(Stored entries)
───

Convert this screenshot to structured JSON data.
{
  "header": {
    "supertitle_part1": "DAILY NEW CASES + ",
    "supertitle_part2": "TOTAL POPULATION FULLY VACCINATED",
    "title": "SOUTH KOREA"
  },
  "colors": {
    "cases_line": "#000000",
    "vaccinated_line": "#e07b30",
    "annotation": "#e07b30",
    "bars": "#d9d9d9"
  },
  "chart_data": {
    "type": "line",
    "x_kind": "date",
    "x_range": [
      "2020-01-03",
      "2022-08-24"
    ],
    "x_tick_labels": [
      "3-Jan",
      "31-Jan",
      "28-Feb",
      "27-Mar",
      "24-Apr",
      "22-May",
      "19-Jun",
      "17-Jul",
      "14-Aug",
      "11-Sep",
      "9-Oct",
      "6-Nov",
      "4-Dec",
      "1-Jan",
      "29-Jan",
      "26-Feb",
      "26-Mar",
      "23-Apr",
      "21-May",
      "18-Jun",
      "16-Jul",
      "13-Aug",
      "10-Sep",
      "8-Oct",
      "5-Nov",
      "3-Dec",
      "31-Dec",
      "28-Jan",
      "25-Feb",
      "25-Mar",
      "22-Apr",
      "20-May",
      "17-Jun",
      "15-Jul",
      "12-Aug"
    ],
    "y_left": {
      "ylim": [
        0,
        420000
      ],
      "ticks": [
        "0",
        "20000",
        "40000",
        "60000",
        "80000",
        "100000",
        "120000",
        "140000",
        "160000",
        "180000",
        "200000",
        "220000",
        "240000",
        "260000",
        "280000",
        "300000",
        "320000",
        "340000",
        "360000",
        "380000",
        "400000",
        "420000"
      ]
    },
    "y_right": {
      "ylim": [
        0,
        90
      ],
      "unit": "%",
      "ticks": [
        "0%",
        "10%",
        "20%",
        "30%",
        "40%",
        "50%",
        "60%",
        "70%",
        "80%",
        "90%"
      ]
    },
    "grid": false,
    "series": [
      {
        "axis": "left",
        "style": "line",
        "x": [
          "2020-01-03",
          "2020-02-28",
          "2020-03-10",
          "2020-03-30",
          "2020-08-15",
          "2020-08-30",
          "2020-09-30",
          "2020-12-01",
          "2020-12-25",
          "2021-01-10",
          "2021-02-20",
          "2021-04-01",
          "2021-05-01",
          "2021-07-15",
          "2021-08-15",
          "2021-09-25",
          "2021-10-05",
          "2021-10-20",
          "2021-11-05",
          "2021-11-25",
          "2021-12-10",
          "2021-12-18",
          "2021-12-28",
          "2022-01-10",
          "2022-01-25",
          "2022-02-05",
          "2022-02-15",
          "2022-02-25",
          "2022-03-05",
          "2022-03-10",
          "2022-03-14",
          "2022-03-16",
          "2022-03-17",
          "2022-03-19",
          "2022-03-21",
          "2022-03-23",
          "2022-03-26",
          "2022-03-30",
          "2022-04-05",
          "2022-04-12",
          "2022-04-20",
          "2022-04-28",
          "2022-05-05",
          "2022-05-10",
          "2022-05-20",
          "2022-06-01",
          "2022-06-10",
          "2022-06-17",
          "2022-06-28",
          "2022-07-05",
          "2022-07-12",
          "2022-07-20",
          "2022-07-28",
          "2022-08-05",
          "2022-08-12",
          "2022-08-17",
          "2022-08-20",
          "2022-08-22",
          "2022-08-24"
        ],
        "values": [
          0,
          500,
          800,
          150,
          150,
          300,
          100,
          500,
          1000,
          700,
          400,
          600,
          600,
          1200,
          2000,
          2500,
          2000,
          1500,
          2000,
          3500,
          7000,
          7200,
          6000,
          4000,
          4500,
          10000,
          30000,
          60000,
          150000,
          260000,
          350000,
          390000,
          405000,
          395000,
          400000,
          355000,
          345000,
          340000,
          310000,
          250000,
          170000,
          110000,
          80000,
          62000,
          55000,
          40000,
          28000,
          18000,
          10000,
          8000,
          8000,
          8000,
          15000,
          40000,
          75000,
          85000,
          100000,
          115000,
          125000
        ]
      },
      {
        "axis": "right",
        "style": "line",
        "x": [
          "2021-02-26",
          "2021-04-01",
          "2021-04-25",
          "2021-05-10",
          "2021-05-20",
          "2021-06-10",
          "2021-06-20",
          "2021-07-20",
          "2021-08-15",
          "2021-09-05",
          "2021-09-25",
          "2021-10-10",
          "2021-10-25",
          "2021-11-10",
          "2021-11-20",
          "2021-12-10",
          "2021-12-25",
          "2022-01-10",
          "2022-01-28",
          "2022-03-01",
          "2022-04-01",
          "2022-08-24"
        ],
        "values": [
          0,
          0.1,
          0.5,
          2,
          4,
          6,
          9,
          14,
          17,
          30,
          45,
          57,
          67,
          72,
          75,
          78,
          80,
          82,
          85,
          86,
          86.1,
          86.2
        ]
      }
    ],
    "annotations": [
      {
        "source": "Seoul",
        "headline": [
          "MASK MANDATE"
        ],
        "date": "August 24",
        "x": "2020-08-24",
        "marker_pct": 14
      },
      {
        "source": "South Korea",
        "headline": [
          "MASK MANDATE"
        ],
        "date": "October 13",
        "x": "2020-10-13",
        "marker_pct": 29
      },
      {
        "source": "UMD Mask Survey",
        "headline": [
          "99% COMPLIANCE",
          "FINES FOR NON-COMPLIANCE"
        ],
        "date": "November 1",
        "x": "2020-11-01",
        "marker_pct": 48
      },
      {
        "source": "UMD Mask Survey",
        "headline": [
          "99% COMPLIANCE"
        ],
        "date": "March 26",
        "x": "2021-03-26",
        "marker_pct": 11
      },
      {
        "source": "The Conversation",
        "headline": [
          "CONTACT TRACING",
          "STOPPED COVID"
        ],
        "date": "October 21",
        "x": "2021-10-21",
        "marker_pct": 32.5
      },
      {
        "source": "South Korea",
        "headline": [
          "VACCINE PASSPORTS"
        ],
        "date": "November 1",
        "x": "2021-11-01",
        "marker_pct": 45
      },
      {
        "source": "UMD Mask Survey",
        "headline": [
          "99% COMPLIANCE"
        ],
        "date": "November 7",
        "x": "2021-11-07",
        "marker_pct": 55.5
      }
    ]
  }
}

───

# The problem
Pull out every line containing "COMPLIANCE".

# The response
          "99% COMPLIANCE",
          "FINES FOR NON-COMPLIANCE"
          "99% COMPLIANCE"
          "99% COMPLIANCE"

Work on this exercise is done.